-- start of Information provided --
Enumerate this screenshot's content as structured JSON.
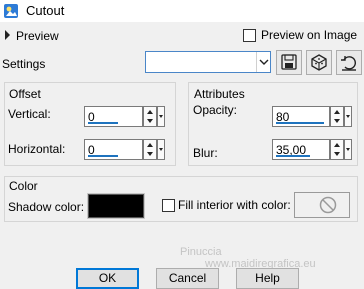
{
  "window": {
    "title": "Cutout"
  },
  "preview": {
    "label": "Preview",
    "on_image_label": "Preview on Image",
    "on_image_checked": false
  },
  "settings": {
    "label": "Settings",
    "value": ""
  },
  "offset": {
    "title": "Offset",
    "vertical": {
      "label": "Vertical:",
      "value": "0"
    },
    "horizontal": {
      "label": "Horizontal:",
      "value": "0"
    }
  },
  "attributes": {
    "title": "Attributes",
    "opacity": {
      "label": "Opacity:",
      "value": "80"
    },
    "blur": {
      "label": "Blur:",
      "value": "35,00"
    }
  },
  "color": {
    "title": "Color",
    "shadow_label": "Shadow color:",
    "shadow_color": "#000000",
    "fill_label": "Fill interior with color:",
    "fill_checked": false
  },
  "watermark": {
    "line1": "Pinuccia",
    "line2": "www.maidiregrafica.eu"
  },
  "buttons": {
    "ok": "OK",
    "cancel": "Cancel",
    "help": "Help"
  }
}
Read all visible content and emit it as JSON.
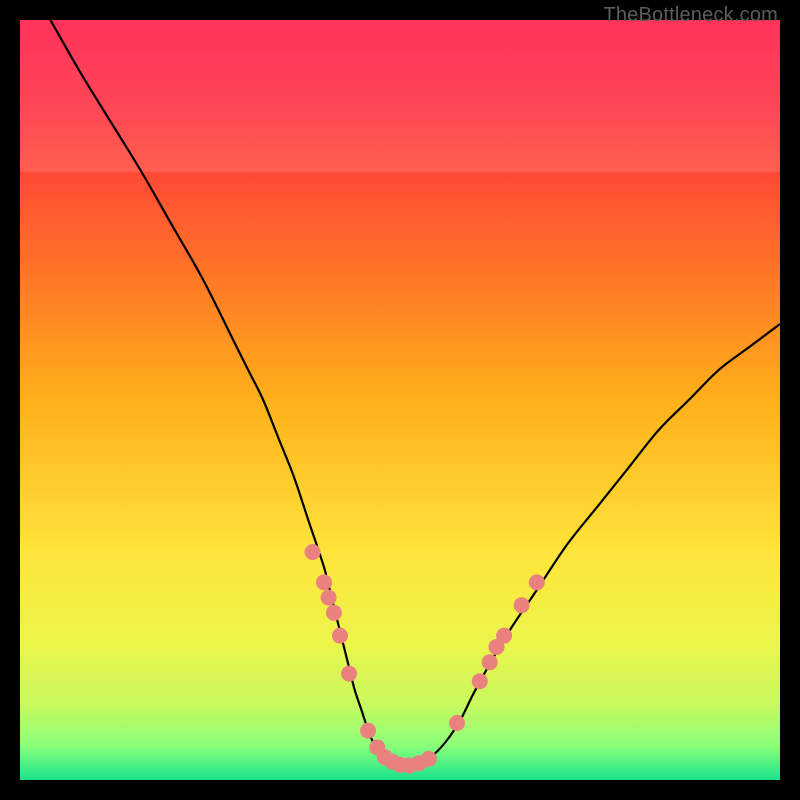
{
  "watermark": "TheBottleneck.com",
  "chart_data": {
    "type": "line",
    "title": "",
    "xlabel": "",
    "ylabel": "",
    "xlim": [
      0,
      100
    ],
    "ylim": [
      0,
      100
    ],
    "x": [
      4,
      8,
      12,
      16,
      20,
      24,
      28,
      30,
      32,
      34,
      36,
      38,
      40,
      41,
      42,
      43,
      44,
      45,
      46,
      47,
      48,
      49,
      50,
      52,
      54,
      56,
      58,
      60,
      64,
      68,
      72,
      76,
      80,
      84,
      88,
      92,
      96,
      100
    ],
    "values": [
      100,
      93,
      86.5,
      80,
      73,
      66,
      58,
      54,
      50,
      45,
      40,
      34,
      28,
      24,
      20,
      16,
      12,
      9,
      6,
      4,
      3,
      2,
      2,
      2,
      3,
      5,
      8,
      12,
      19,
      25,
      31,
      36,
      41,
      46,
      50,
      54,
      57,
      60
    ],
    "background_gradient_stops": [
      {
        "pos": 0.0,
        "color": "#ff1744"
      },
      {
        "pos": 0.12,
        "color": "#ff2f3f"
      },
      {
        "pos": 0.3,
        "color": "#ff6a2a"
      },
      {
        "pos": 0.5,
        "color": "#ffb01a"
      },
      {
        "pos": 0.7,
        "color": "#ffe43a"
      },
      {
        "pos": 0.82,
        "color": "#ecf54a"
      },
      {
        "pos": 0.9,
        "color": "#c8f85e"
      },
      {
        "pos": 0.955,
        "color": "#8aff7a"
      },
      {
        "pos": 1.0,
        "color": "#19e38a"
      }
    ],
    "highlight_band": {
      "y_start": 80,
      "y_end": 100,
      "alpha": 0.12,
      "color": "#ffffff"
    },
    "markers": [
      {
        "x": 38.5,
        "y": 30
      },
      {
        "x": 40.0,
        "y": 26
      },
      {
        "x": 40.6,
        "y": 24
      },
      {
        "x": 41.3,
        "y": 22
      },
      {
        "x": 42.1,
        "y": 19
      },
      {
        "x": 43.3,
        "y": 14
      },
      {
        "x": 45.8,
        "y": 6.5
      },
      {
        "x": 47.0,
        "y": 4.3
      },
      {
        "x": 48.0,
        "y": 3.0
      },
      {
        "x": 49.0,
        "y": 2.4
      },
      {
        "x": 50.0,
        "y": 2.0
      },
      {
        "x": 51.2,
        "y": 1.9
      },
      {
        "x": 52.5,
        "y": 2.2
      },
      {
        "x": 53.8,
        "y": 2.8
      },
      {
        "x": 57.5,
        "y": 7.5
      },
      {
        "x": 60.5,
        "y": 13
      },
      {
        "x": 61.8,
        "y": 15.5
      },
      {
        "x": 62.7,
        "y": 17.5
      },
      {
        "x": 63.7,
        "y": 19
      },
      {
        "x": 66.0,
        "y": 23
      },
      {
        "x": 68.0,
        "y": 26
      }
    ],
    "marker_color": "#e9817f",
    "marker_radius": 8
  }
}
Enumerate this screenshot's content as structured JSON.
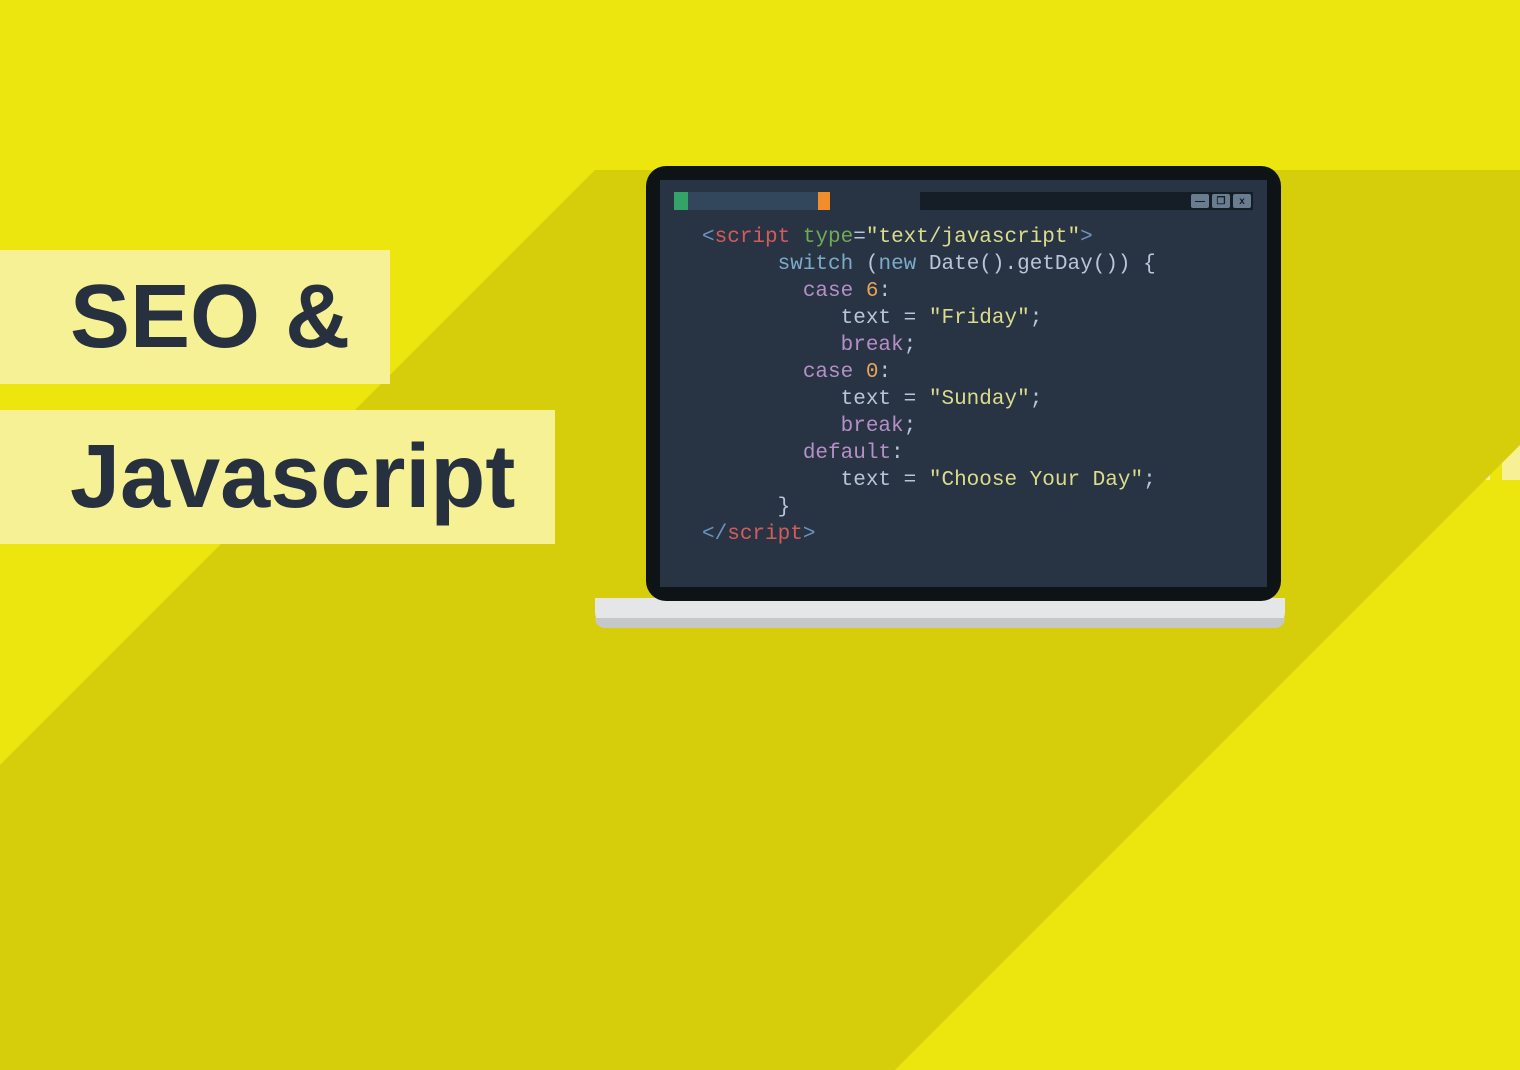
{
  "title": {
    "line1": "SEO &",
    "line2": "Javascript"
  },
  "window": {
    "btnMin": "—",
    "btnMax": "❐",
    "btnClose": "x"
  },
  "code": {
    "l01_open_ang": "<",
    "l01_script": "script",
    "l01_sp": " ",
    "l01_type": "type",
    "l01_eq": "=",
    "l01_val": "\"text/javascript\"",
    "l01_close_ang": ">",
    "l02_indent": "      ",
    "l02_switch": "switch",
    "l02_sp1": " ",
    "l02_lpar": "(",
    "l02_new": "new",
    "l02_sp2": " ",
    "l02_expr": "Date().getDay()",
    "l02_rpar": ")",
    "l02_sp3": " ",
    "l02_brace": "{",
    "l03_indent": "        ",
    "l03_case": "case",
    "l03_sp": " ",
    "l03_num": "6",
    "l03_colon": ":",
    "l04_indent": "           ",
    "l04_text": "text",
    "l04_eq": " = ",
    "l04_str": "\"Friday\"",
    "l04_semi": ";",
    "l05_indent": "           ",
    "l05_break": "break",
    "l05_semi": ";",
    "l06_indent": "        ",
    "l06_case": "case",
    "l06_sp": " ",
    "l06_num": "0",
    "l06_colon": ":",
    "l07_indent": "           ",
    "l07_text": "text",
    "l07_eq": " = ",
    "l07_str": "\"Sunday\"",
    "l07_semi": ";",
    "l08_indent": "           ",
    "l08_break": "break",
    "l08_semi": ";",
    "l09_indent": "        ",
    "l09_default": "default",
    "l09_colon": ":",
    "l10_indent": "           ",
    "l10_text": "text",
    "l10_eq": " = ",
    "l10_str": "\"Choose Your Day\"",
    "l10_semi": ";",
    "l11_indent": "      ",
    "l11_brace": "}",
    "l12_open": "</",
    "l12_script": "script",
    "l12_close": ">"
  }
}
-- end of Information provided --
### What the exercise asks
Reproduce each line exactly, please, except for any pictures.

### Exercise output
Enumerate this screenshot's content as structured JSON.
{
  "window": {
    "title": "Cutout"
  },
  "preview": {
    "label": "Preview",
    "on_image_label": "Preview on Image",
    "on_image_checked": false
  },
  "settings": {
    "label": "Settings",
    "value": ""
  },
  "offset": {
    "title": "Offset",
    "vertical": {
      "label": "Vertical:",
      "value": "0"
    },
    "horizontal": {
      "label": "Horizontal:",
      "value": "0"
    }
  },
  "attributes": {
    "title": "Attributes",
    "opacity": {
      "label": "Opacity:",
      "value": "80"
    },
    "blur": {
      "label": "Blur:",
      "value": "35,00"
    }
  },
  "color": {
    "title": "Color",
    "shadow_label": "Shadow color:",
    "shadow_color": "#000000",
    "fill_label": "Fill interior with color:",
    "fill_checked": false
  },
  "watermark": {
    "line1": "Pinuccia",
    "line2": "www.maidiregrafica.eu"
  },
  "buttons": {
    "ok": "OK",
    "cancel": "Cancel",
    "help": "Help"
  }
}
Read all visible content and emit it as JSON.
{
  "watermark": "TheBottleneck.com",
  "chart_data": {
    "type": "line",
    "title": "",
    "xlabel": "",
    "ylabel": "",
    "xlim": [
      0,
      100
    ],
    "ylim": [
      0,
      100
    ],
    "x": [
      4,
      8,
      12,
      16,
      20,
      24,
      28,
      30,
      32,
      34,
      36,
      38,
      40,
      41,
      42,
      43,
      44,
      45,
      46,
      47,
      48,
      49,
      50,
      52,
      54,
      56,
      58,
      60,
      64,
      68,
      72,
      76,
      80,
      84,
      88,
      92,
      96,
      100
    ],
    "values": [
      100,
      93,
      86.5,
      80,
      73,
      66,
      58,
      54,
      50,
      45,
      40,
      34,
      28,
      24,
      20,
      16,
      12,
      9,
      6,
      4,
      3,
      2,
      2,
      2,
      3,
      5,
      8,
      12,
      19,
      25,
      31,
      36,
      41,
      46,
      50,
      54,
      57,
      60
    ],
    "background_gradient_stops": [
      {
        "pos": 0.0,
        "color": "#ff1744"
      },
      {
        "pos": 0.12,
        "color": "#ff2f3f"
      },
      {
        "pos": 0.3,
        "color": "#ff6a2a"
      },
      {
        "pos": 0.5,
        "color": "#ffb01a"
      },
      {
        "pos": 0.7,
        "color": "#ffe43a"
      },
      {
        "pos": 0.82,
        "color": "#ecf54a"
      },
      {
        "pos": 0.9,
        "color": "#c8f85e"
      },
      {
        "pos": 0.955,
        "color": "#8aff7a"
      },
      {
        "pos": 1.0,
        "color": "#19e38a"
      }
    ],
    "highlight_band": {
      "y_start": 80,
      "y_end": 100,
      "alpha": 0.12,
      "color": "#ffffff"
    },
    "markers": [
      {
        "x": 38.5,
        "y": 30
      },
      {
        "x": 40.0,
        "y": 26
      },
      {
        "x": 40.6,
        "y": 24
      },
      {
        "x": 41.3,
        "y": 22
      },
      {
        "x": 42.1,
        "y": 19
      },
      {
        "x": 43.3,
        "y": 14
      },
      {
        "x": 45.8,
        "y": 6.5
      },
      {
        "x": 47.0,
        "y": 4.3
      },
      {
        "x": 48.0,
        "y": 3.0
      },
      {
        "x": 49.0,
        "y": 2.4
      },
      {
        "x": 50.0,
        "y": 2.0
      },
      {
        "x": 51.2,
        "y": 1.9
      },
      {
        "x": 52.5,
        "y": 2.2
      },
      {
        "x": 53.8,
        "y": 2.8
      },
      {
        "x": 57.5,
        "y": 7.5
      },
      {
        "x": 60.5,
        "y": 13
      },
      {
        "x": 61.8,
        "y": 15.5
      },
      {
        "x": 62.7,
        "y": 17.5
      },
      {
        "x": 63.7,
        "y": 19
      },
      {
        "x": 66.0,
        "y": 23
      },
      {
        "x": 68.0,
        "y": 26
      }
    ],
    "marker_color": "#e9817f",
    "marker_radius": 8
  }
}
Enumerate this screenshot's content as structured JSON.
{
  "title": {
    "line1": "SEO &",
    "line2": "Javascript"
  },
  "window": {
    "btnMin": "—",
    "btnMax": "❐",
    "btnClose": "x"
  },
  "code": {
    "l01_open_ang": "<",
    "l01_script": "script",
    "l01_sp": " ",
    "l01_type": "type",
    "l01_eq": "=",
    "l01_val": "\"text/javascript\"",
    "l01_close_ang": ">",
    "l02_indent": "      ",
    "l02_switch": "switch",
    "l02_sp1": " ",
    "l02_lpar": "(",
    "l02_new": "new",
    "l02_sp2": " ",
    "l02_expr": "Date().getDay()",
    "l02_rpar": ")",
    "l02_sp3": " ",
    "l02_brace": "{",
    "l03_indent": "        ",
    "l03_case": "case",
    "l03_sp": " ",
    "l03_num": "6",
    "l03_colon": ":",
    "l04_indent": "           ",
    "l04_text": "text",
    "l04_eq": " = ",
    "l04_str": "\"Friday\"",
    "l04_semi": ";",
    "l05_indent": "           ",
    "l05_break": "break",
    "l05_semi": ";",
    "l06_indent": "        ",
    "l06_case": "case",
    "l06_sp": " ",
    "l06_num": "0",
    "l06_colon": ":",
    "l07_indent": "           ",
    "l07_text": "text",
    "l07_eq": " = ",
    "l07_str": "\"Sunday\"",
    "l07_semi": ";",
    "l08_indent": "           ",
    "l08_break": "break",
    "l08_semi": ";",
    "l09_indent": "        ",
    "l09_default": "default",
    "l09_colon": ":",
    "l10_indent": "           ",
    "l10_text": "text",
    "l10_eq": " = ",
    "l10_str": "\"Choose Your Day\"",
    "l10_semi": ";",
    "l11_indent": "      ",
    "l11_brace": "}",
    "l12_open": "</",
    "l12_script": "script",
    "l12_close": ">"
  }
}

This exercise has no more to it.